══ Page extract ══
It has to be either smp_rmb or a consume barrier.

Spelling it out instead of having it implicitly done through
spin_unlock points out that it is redundant for the new_inode vs sb
allocation case, people just don't have strong reaction to plain
lock/unlock trips, whereas they get very worried about any explicitly
mentioned barriers (most justified for the latter, but they also
should be this way for the former).

>> Upshots:
>> - replaces 2 atomics with a mere release fence, which is way cheaper
>> to do everywhere and virtually free on x86-64
>> - people reading the code don't wonder who on earth are we locking
>> against
>
> Downsides:
> - memory barriers are hard to get right,
> - nobody will be able to look at the code and say "this is obviously
> correct".
> - random unpaired memory barriers in code end up making it
> unmaintainable.
> - impossible to test for correctness
>
[snip]
>> I am however going to /strongly suggest/ that a comment explaining
>> what's going on is added there, if the current state is to remain.
>
> If you really think that improves the code, send a patch....
>
>> As far as I'm concerned *locking* when a mere smp_wmb would sufficne
>> is heavily misleading and should be whacked if only for that reason.
>
> If it ain't broke, don't fix it.
>
> The code we have now is widely used (there are over a hundred
> callers of new_inode()) and we know it works correctly. Nobody is
> complaining that it is too slow, and generally speaking the overhead
> of this lock traversal is lost in the noise of all the other
> operations needed to be performed to initialise a new inode.
>

Maybe you have been around this code too long to see an outsider
perspective or maybe I did not do a good job spelling it out.

I'm not complaining about speed, I'm complaining that a standalone
lock trip there is *confusing*, especially when another consumer in
the same file does not do it and filesystems have *custom* allocation
routines -- is the inode visible to other threads?

I also noted the reasoning you initially gave is trivially satisified
with smp_wmb, but I'm definitely not going to push for it.

However, after more poking around, what I think what you were trying
to say is that whatever inode lookups/traversal always take the inode
lock to inspect i_state, thus zeroing enclosed by it makes it easier
to reason about it (but if that's the case why is iget5_locked
standing out and you seem fine with it?). Now that I justification I
can understand at least.

All that said, how about this (modulo wording):
diff --git a/fs/inode.c b/fs/inode.c
index 8fefb69e1f84..977e72942706 100644
--- a/fs/inode.c
+++ b/fs/inode.c
@@ -1018,6 +1018,13 @@ struct inode *new_inode_pseudo(struct super_block *sb)
struct inode *inode = alloc_inode(sb);

if (inode) {
+ /*
+ * Make sure i_state update is visible before this inode gets
+ * inserted anywhere.
+ *
+ * Safe way for consumers to inspect the field is with i_lock
+ * held, match this for simplicity.
+ */
spin_lock(&inode->i_lock);
inode->i_state = 0;
spin_unlock(&inode->i_lock);
@@ -1285,6 +1292,11 @@ struct inode *iget5_locked(struct super_block
*sb, unsigned long hashval,
struct inode *new = alloc_inode(sb);

if (new) {
+ /*
+ * new_inode_pseudo takes a lock to zero i_state, here
+ * we safely skip it because hash insertion will take
+ * care of it
+ */
new->i_state = 0;
inode = inode_insert5(new, hashval, test, set, data);
if (unlikely(inode != new))


or patch iget5_locked to use new_inode_pseudo, but then I don't want
to be on a lookout for someone's microbench changing

--
Mateusz Guzik <mjguzik gmail.com>
═══
Requirements —
1 – From the inode locking thread, return the part that opens with the words containing "I also noted" and closes with "understand at least.".
2 – List every downside given under "Downsides:" in the inode locking thread.
3 – Answer these questions from the inode locking thread:
(a) According to the listed upshots, what would replace the 2 atomics?
(b) How many callers of new_inode() are there?
(c) Which file does the proposed diff change?
══ Dataset entries ══
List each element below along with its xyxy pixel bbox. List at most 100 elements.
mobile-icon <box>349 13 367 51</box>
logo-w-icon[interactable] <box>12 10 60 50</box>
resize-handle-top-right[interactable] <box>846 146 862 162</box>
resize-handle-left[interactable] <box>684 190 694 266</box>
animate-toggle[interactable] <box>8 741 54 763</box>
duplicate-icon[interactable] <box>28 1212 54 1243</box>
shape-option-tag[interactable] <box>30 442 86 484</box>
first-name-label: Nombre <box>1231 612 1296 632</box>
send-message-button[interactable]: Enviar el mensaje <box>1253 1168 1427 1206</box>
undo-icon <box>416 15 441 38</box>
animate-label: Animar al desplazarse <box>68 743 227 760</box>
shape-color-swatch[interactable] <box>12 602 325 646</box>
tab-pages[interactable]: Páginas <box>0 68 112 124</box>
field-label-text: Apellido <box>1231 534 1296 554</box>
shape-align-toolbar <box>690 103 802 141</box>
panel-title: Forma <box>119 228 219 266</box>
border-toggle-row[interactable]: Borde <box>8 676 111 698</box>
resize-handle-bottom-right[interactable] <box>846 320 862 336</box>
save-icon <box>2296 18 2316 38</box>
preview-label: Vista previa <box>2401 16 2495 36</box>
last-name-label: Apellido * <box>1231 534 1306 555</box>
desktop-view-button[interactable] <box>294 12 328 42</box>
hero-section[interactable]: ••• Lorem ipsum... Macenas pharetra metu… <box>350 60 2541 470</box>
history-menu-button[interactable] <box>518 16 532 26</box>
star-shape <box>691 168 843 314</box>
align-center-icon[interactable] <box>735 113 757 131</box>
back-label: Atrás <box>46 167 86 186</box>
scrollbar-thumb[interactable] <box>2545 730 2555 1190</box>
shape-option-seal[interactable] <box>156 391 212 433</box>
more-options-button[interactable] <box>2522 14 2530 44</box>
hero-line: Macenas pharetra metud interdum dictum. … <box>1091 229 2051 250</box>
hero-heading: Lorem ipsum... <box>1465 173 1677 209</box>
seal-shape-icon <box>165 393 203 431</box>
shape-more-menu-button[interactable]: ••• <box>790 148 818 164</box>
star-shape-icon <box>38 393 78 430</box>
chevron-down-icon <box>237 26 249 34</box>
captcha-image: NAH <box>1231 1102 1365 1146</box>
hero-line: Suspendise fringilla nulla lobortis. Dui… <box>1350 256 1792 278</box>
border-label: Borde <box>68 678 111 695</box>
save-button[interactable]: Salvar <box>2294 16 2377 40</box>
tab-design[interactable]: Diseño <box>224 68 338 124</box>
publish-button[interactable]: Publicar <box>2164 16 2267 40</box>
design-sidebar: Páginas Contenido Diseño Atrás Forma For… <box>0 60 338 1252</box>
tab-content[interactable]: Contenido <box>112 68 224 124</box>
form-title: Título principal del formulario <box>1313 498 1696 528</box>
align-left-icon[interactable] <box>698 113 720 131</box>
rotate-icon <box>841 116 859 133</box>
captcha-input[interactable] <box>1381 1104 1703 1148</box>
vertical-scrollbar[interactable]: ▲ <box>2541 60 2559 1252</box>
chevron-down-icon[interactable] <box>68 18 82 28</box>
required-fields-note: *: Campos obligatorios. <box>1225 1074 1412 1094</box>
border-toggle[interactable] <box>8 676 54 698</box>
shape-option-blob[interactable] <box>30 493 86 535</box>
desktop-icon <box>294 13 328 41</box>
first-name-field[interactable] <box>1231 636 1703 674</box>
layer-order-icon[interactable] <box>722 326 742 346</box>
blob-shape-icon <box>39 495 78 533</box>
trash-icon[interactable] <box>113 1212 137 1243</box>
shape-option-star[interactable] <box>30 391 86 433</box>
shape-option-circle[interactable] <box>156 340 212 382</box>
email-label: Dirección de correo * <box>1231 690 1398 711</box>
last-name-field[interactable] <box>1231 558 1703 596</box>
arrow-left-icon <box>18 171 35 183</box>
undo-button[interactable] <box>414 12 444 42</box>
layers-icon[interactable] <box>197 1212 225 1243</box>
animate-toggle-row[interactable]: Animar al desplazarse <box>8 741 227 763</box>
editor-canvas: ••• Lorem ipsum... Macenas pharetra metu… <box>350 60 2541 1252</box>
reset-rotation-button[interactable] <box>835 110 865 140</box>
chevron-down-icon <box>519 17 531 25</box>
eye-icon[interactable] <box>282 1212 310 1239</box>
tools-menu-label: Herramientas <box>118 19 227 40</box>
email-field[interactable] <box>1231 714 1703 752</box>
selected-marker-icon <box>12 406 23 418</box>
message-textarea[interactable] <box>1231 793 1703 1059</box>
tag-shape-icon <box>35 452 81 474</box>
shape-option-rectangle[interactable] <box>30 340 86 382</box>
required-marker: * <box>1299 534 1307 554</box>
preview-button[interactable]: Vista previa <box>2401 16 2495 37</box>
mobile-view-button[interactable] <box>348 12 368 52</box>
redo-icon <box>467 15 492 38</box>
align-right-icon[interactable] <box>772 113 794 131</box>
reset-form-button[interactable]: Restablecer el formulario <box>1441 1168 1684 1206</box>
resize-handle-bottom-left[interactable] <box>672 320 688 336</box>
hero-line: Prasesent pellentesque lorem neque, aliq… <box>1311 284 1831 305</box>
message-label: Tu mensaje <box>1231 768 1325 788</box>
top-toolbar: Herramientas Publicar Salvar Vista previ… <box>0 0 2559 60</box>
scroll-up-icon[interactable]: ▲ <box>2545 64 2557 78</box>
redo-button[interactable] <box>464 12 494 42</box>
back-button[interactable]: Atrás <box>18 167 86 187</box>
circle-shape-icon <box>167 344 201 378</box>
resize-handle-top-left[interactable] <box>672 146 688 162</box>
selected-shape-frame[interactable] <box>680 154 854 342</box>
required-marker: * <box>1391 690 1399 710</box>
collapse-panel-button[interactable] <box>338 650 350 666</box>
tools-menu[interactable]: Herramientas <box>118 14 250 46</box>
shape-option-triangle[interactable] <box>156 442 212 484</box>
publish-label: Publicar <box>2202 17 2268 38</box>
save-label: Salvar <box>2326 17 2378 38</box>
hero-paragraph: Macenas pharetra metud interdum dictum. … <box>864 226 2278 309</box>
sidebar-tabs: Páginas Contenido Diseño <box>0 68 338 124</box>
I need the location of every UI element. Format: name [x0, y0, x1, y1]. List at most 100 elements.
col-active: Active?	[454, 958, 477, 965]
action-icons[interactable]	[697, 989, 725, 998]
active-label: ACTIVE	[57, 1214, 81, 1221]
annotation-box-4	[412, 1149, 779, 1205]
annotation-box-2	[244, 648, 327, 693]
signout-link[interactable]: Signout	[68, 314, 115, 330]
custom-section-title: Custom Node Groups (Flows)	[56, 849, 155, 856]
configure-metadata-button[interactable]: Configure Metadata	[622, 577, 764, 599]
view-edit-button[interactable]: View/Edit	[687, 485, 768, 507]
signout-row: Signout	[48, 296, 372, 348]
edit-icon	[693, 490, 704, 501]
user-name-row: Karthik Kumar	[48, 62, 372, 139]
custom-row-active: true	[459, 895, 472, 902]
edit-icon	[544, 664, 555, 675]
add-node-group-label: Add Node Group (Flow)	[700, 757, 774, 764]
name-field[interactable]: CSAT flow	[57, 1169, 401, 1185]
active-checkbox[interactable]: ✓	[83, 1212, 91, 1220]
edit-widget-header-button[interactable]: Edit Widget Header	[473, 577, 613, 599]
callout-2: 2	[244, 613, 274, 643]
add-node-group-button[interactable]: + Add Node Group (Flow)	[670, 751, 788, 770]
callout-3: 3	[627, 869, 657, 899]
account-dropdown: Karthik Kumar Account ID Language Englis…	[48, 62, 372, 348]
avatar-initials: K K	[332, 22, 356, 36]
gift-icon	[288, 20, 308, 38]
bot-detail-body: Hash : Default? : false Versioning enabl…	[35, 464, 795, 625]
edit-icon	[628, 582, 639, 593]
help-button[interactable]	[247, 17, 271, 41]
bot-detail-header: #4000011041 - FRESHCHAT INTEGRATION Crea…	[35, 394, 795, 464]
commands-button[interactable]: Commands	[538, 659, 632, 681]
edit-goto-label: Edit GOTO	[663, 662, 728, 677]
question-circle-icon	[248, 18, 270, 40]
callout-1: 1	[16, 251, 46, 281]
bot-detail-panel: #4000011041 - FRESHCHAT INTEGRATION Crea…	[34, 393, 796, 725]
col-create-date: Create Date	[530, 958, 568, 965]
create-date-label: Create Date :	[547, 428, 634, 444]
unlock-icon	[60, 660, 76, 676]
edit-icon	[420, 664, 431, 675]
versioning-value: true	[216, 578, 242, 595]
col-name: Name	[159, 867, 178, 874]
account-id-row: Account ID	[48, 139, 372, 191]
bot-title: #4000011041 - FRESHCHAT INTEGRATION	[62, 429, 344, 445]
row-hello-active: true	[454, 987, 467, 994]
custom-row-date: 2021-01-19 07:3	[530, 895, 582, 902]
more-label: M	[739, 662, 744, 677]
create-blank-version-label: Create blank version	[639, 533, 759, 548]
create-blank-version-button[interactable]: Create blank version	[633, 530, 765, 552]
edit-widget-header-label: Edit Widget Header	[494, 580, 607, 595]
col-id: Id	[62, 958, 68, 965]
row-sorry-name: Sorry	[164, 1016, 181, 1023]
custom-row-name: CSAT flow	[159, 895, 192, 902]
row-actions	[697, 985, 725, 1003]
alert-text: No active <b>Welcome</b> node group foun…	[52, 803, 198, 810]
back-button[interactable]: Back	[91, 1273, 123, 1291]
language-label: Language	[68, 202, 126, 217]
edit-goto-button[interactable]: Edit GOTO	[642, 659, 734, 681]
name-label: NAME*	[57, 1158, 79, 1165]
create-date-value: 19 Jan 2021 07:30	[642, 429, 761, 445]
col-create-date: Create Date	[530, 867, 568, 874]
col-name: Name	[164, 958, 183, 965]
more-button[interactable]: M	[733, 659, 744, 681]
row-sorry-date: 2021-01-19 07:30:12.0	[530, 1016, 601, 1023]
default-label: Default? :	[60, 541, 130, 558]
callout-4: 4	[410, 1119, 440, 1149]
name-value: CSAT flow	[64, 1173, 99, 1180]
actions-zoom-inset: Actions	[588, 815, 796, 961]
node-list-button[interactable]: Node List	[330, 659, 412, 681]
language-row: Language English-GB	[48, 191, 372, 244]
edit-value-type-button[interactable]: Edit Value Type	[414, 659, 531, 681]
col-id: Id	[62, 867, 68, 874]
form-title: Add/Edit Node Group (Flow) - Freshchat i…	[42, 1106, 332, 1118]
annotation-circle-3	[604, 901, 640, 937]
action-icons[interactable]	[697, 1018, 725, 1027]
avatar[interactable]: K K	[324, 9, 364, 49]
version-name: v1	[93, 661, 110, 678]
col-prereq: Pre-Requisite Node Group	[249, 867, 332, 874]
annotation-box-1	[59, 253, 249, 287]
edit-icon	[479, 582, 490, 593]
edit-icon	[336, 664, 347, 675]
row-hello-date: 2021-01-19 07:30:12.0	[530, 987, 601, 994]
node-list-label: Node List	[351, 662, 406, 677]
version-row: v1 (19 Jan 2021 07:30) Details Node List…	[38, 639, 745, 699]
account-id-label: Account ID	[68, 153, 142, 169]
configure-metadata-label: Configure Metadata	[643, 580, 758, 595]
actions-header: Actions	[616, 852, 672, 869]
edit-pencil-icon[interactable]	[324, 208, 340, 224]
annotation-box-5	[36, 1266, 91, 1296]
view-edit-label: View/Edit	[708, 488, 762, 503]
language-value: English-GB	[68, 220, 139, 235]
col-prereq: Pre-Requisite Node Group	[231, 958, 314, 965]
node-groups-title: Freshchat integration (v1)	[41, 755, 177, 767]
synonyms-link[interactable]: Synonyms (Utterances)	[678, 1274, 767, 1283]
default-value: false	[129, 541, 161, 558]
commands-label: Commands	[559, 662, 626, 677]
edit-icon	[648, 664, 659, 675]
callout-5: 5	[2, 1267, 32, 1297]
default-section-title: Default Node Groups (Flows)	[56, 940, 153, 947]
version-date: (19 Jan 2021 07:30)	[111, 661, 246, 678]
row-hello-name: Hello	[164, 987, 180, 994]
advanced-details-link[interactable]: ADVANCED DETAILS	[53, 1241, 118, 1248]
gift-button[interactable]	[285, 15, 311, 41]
═══
Answers in order —
1 –
I also noted the reasoning you initially gave is trivially satisified
with smp_wmb, but I'm definitely not going to push for it.

However, after more poking around, what I think what you were trying
to say is that whatever inode lookups/traversal always take the inode
lock to inspect i_state, thus zeroing enclosed by it makes it easier
to reason about it (but if that's the case why is iget5_locked
standing out and you seem fine with it?). Now that I justification I
can understand at least.

2 –
- memory barriers are hard to get right
- nobody will be able to look at the code and say "this is obviously correct"
- random unpaired memory barriers in code end up making it unmaintainable
- impossible to test for correctness

3 –
(a) A mere release fence.
(b) Over a hundred.
(c) fs/inode.c